### DATA IN THIS EXERCISE
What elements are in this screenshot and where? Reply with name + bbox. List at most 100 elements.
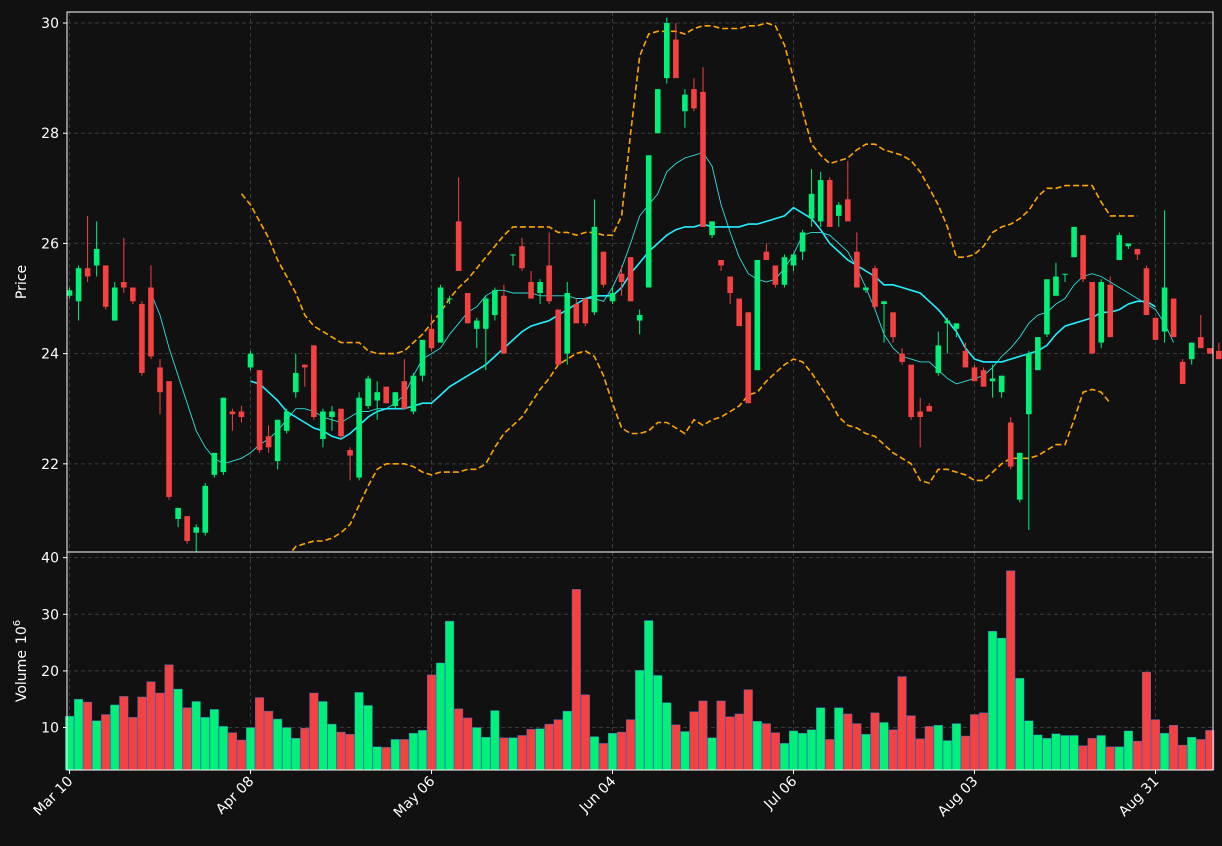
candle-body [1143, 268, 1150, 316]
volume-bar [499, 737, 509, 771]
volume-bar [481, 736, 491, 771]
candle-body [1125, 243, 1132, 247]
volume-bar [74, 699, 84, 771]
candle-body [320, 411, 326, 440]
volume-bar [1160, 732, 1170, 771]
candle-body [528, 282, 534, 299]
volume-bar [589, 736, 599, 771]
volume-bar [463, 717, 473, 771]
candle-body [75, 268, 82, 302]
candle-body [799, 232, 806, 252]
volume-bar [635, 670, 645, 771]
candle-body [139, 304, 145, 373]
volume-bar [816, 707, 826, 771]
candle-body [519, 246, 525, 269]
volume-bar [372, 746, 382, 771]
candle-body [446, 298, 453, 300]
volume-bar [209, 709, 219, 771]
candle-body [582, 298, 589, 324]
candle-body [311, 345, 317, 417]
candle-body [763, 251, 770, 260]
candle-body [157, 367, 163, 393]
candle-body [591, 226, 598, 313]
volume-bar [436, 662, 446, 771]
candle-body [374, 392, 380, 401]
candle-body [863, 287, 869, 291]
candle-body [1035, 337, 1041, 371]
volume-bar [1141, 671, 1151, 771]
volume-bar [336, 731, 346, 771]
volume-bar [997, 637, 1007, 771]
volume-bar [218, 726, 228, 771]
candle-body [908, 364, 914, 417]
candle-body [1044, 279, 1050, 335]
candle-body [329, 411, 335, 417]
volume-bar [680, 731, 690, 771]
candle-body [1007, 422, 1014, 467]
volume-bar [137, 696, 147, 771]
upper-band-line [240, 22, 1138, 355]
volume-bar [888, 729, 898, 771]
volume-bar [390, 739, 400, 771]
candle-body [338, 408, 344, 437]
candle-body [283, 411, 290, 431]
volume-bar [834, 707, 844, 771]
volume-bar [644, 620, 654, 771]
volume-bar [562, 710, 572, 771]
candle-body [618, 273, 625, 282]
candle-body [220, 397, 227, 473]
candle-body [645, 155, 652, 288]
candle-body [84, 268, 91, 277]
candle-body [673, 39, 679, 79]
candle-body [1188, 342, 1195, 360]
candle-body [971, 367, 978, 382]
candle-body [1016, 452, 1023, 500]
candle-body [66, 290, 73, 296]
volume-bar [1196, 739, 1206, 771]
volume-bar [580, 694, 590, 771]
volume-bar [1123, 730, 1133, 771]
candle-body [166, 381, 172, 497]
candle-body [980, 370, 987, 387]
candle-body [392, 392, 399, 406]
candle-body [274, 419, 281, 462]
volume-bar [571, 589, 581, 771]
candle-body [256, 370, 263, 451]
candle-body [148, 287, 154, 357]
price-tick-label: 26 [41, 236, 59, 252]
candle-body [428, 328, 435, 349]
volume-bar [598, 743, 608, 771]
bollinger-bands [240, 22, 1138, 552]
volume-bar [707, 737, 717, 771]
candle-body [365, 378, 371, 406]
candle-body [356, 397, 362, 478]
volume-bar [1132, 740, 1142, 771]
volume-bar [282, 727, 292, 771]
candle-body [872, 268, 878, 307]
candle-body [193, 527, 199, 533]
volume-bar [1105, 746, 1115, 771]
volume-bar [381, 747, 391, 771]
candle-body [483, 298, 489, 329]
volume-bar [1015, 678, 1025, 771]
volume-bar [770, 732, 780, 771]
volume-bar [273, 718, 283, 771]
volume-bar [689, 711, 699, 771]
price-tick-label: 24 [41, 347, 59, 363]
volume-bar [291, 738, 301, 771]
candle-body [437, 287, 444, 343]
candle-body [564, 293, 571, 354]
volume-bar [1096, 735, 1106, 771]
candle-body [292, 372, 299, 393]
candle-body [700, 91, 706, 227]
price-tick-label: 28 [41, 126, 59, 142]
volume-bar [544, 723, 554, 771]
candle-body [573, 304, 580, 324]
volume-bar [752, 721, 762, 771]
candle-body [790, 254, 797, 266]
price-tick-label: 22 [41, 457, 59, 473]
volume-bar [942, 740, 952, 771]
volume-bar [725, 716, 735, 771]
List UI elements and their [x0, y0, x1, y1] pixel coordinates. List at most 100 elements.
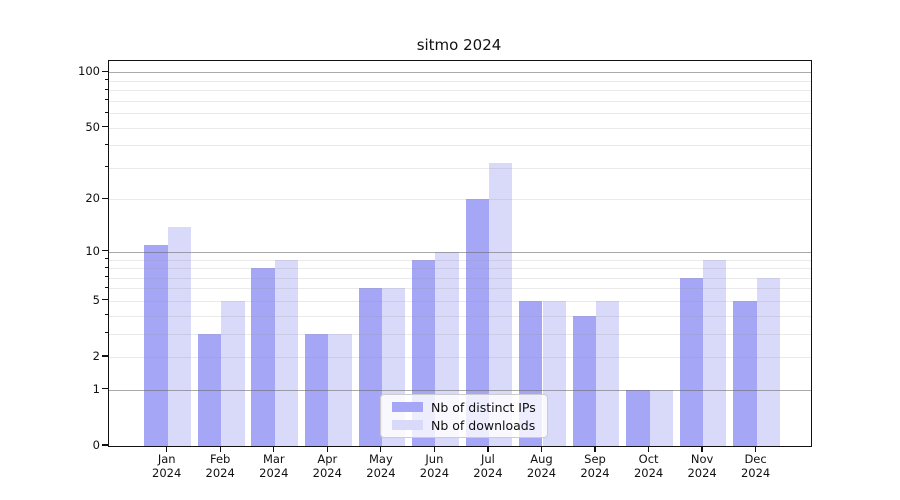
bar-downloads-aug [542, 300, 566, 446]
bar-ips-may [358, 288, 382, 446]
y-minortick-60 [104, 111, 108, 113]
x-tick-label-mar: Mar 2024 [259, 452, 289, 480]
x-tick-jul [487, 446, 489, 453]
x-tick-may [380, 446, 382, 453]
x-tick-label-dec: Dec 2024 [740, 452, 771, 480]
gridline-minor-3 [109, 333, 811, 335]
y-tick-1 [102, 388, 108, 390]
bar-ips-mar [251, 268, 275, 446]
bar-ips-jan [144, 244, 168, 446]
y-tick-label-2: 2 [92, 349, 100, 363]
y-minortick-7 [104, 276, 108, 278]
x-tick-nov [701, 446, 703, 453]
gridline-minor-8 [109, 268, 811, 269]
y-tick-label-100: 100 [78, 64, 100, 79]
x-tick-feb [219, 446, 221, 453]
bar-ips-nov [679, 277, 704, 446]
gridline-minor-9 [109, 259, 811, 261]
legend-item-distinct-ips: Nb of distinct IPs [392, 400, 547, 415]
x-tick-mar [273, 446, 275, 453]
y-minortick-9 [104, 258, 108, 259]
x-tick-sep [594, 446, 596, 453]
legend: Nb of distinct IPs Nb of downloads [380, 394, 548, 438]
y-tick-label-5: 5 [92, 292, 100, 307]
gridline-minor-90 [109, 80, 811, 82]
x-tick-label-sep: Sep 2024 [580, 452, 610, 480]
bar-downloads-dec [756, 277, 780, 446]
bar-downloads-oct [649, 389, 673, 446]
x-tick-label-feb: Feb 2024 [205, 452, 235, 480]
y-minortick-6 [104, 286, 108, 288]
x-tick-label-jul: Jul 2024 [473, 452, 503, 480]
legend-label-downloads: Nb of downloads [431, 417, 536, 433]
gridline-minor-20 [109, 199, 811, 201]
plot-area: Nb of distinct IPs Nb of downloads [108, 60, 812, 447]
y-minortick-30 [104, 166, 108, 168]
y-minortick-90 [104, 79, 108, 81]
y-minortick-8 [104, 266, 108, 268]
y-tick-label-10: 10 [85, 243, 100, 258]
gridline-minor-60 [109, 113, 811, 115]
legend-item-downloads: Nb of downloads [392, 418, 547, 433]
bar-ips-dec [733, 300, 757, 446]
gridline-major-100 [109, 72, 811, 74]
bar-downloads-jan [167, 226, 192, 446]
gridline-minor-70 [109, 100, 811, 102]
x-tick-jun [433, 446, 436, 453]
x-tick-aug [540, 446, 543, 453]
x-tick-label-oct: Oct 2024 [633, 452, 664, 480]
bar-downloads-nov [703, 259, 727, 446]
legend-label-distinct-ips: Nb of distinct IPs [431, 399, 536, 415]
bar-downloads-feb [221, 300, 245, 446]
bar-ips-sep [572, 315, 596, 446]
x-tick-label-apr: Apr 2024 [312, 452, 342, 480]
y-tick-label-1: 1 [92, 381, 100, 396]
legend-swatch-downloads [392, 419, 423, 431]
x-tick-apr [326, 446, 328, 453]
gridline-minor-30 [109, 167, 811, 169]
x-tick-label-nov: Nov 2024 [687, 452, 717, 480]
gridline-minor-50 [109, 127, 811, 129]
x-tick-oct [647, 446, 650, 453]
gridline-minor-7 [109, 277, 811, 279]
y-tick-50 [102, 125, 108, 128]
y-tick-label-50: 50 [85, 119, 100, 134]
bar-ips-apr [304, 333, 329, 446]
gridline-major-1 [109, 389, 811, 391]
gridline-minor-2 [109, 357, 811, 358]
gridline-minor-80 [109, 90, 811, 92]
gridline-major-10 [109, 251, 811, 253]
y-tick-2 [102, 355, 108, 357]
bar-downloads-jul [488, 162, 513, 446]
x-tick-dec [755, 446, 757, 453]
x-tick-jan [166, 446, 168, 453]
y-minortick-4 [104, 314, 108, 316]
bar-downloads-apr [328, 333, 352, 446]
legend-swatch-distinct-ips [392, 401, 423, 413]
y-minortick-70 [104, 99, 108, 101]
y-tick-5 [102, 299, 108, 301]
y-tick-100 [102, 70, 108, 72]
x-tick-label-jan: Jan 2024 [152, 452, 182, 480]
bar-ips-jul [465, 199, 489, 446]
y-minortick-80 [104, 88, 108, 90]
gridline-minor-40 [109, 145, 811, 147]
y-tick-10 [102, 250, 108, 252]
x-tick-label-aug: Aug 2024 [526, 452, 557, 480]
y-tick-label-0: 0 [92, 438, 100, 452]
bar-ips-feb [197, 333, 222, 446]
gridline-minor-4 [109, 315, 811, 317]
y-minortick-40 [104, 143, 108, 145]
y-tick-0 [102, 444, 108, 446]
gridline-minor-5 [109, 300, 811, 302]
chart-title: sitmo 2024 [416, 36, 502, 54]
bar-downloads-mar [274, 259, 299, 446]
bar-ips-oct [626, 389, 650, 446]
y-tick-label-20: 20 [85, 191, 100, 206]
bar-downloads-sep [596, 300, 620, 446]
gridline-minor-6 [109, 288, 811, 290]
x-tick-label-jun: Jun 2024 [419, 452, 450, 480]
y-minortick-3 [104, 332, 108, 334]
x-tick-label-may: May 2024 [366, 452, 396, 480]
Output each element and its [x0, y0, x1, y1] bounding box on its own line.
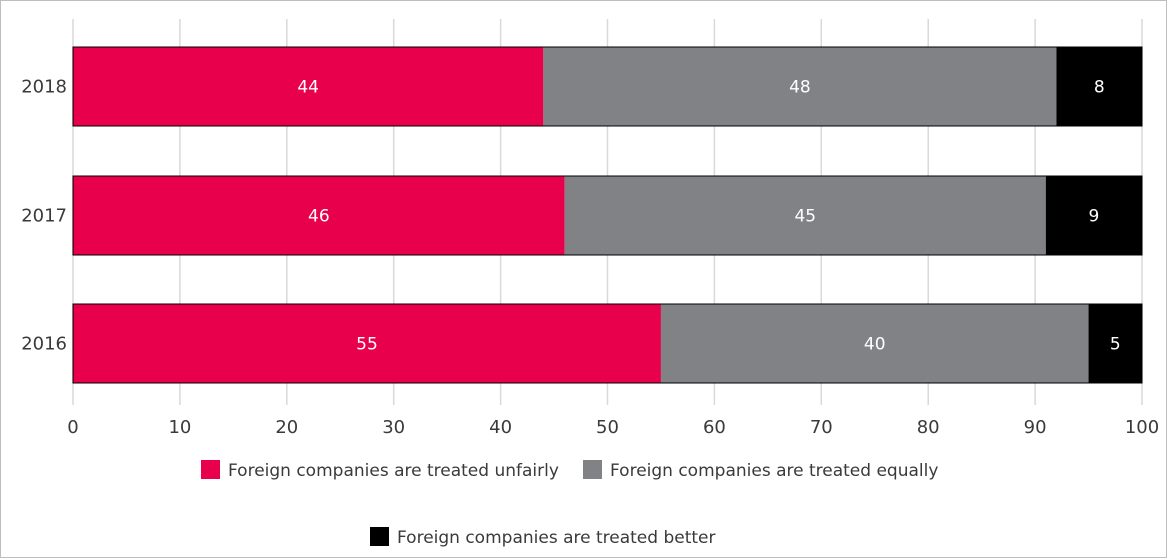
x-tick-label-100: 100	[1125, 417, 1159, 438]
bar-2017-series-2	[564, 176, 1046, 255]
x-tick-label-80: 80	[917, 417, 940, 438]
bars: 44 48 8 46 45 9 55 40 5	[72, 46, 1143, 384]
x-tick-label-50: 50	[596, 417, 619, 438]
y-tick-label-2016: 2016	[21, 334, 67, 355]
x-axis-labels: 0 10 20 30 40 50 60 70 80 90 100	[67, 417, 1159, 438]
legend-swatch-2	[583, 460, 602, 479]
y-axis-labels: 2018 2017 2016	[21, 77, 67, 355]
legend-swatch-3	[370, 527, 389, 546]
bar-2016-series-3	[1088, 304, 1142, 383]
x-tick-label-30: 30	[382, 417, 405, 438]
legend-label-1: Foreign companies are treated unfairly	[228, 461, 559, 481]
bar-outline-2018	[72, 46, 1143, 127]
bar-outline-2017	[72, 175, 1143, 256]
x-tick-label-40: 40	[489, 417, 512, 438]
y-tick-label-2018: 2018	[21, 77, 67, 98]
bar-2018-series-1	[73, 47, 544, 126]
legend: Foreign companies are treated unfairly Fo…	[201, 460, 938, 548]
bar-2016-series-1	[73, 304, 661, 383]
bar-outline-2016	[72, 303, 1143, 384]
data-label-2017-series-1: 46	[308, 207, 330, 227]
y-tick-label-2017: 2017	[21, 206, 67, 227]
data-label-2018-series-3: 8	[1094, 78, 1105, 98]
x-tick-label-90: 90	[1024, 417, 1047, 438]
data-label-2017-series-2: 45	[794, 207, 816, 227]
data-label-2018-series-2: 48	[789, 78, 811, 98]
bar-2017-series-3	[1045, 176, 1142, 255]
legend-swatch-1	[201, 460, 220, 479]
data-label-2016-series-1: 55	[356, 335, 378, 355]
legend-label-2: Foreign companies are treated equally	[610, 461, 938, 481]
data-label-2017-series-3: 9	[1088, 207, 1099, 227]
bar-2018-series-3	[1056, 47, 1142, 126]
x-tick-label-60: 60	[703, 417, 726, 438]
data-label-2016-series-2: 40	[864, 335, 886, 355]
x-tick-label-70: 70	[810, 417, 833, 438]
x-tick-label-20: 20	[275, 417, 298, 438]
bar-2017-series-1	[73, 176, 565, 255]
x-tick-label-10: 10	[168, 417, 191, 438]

### CHALLENGE
State how many lines of the records contain the string "item", and give only the number.

### ANSWER TO THIS TASK
2